--- BEGIN Material for the task ---

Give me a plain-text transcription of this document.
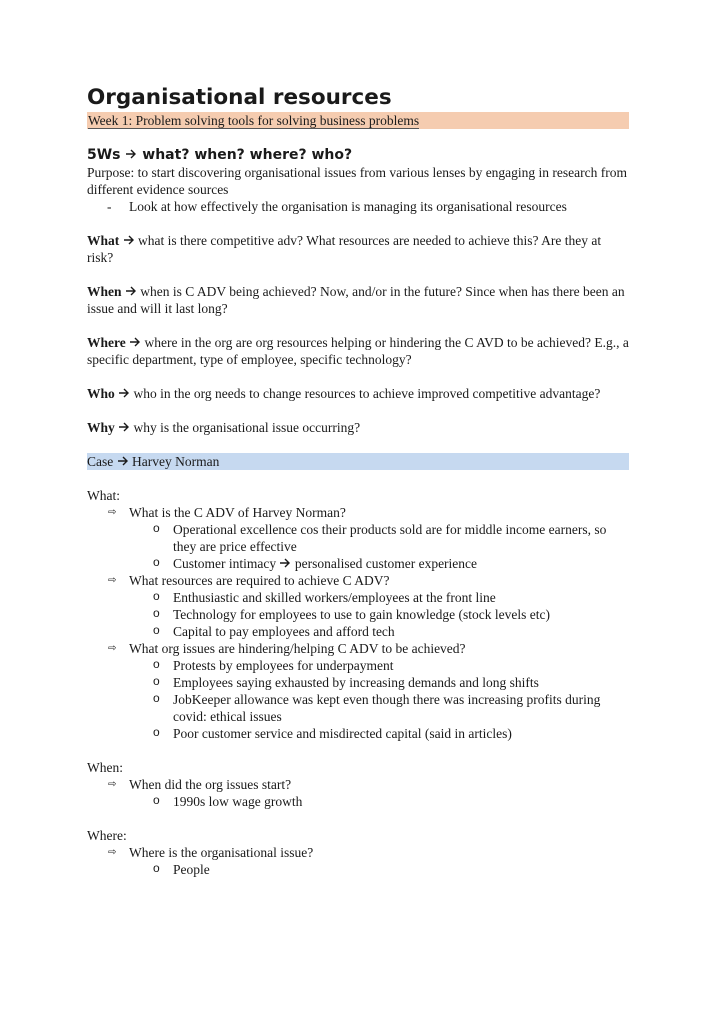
Organisational resources
Week 1: Problem solving tools for solving business problems
5Ws what? when? where? who?

Purpose: to start discovering organisational issues from various lenses by engaging in research from different evidence sources

- Look at how effectively the organisation is managing its organisational resources

What what is there competitive adv? What resources are needed to achieve this? Are they at risk?

When when is C ADV being achieved? Now, and/or in the future? Since when has there been an issue and will it last long?

Where where in the org are org resources helping or hindering the C AVD to be achieved? E.g., a specific department, type of employee, specific technology?

Who who in the org needs to change resources to achieve improved competitive advantage?

Why why is the organisational issue occurring?

Case Harvey Norman

What:

⇨ What is the C ADV of Harvey Norman?
o Operational excellence cos their products sold are for middle income earners, so they are price effective
o Customer intimacy personalised customer experience
⇨ What resources are required to achieve C ADV?
o Enthusiastic and skilled workers/employees at the front line
o Technology for employees to use to gain knowledge (stock levels etc)
o Capital to pay employees and afford tech
⇨ What org issues are hindering/helping C ADV to be achieved?
o Protests by employees for underpayment
o Employees saying exhausted by increasing demands and long shifts
o JobKeeper allowance was kept even though there was increasing profits during covid: ethical issues
o Poor customer service and misdirected capital (said in articles)

When:

⇨ When did the org issues start?
o 1990s low wage growth

Where:

⇨ Where is the organisational issue?
o People
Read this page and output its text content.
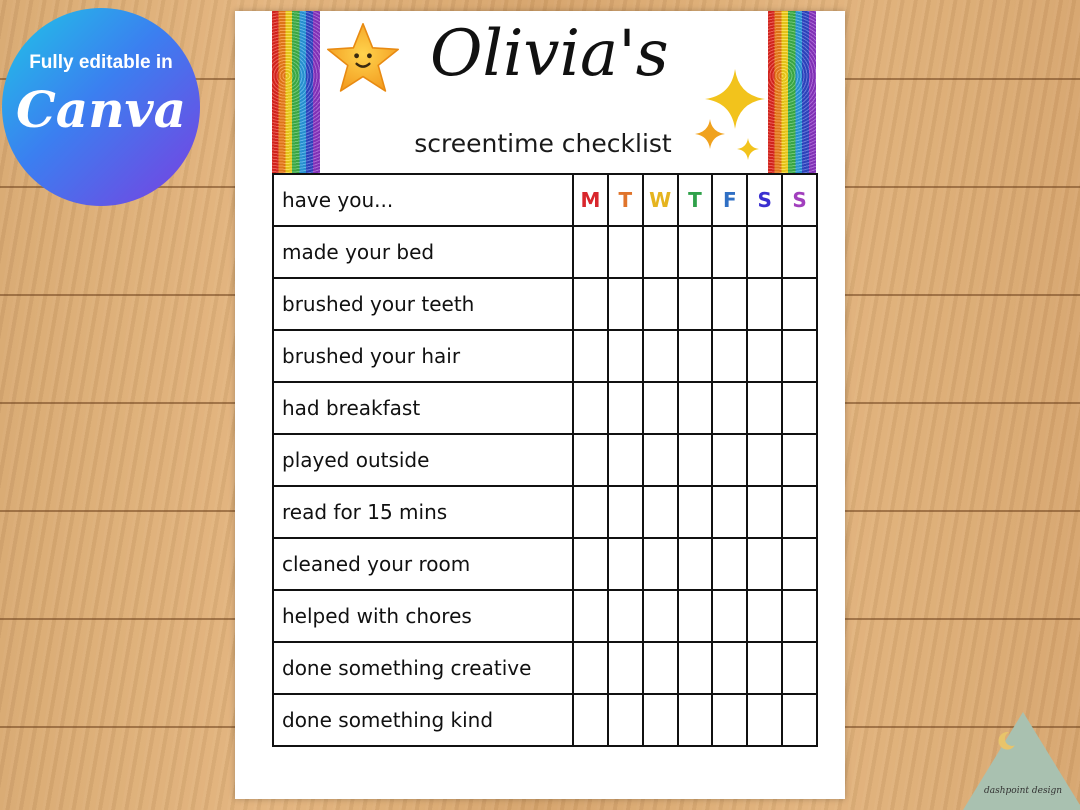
Fully editable in
Canva
Olivia's
screentime checklist
have you...	M	T	W	T	F	S	S
made your bed							
brushed your teeth							
brushed your hair							
had breakfast							
played outside							
read for 15 mins							
cleaned your room							
helped with chores							
done something creative							
done something kind							
dashpoint design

--- END Material for the task ---

◆ **Exercise task**
Copy every line above that includes the string "competitive".

◆ **Solution below**
What what is there competitive adv? What resources are needed to achieve this? Are they at risk?
Who who in the org needs to change resources to achieve improved competitive advantage?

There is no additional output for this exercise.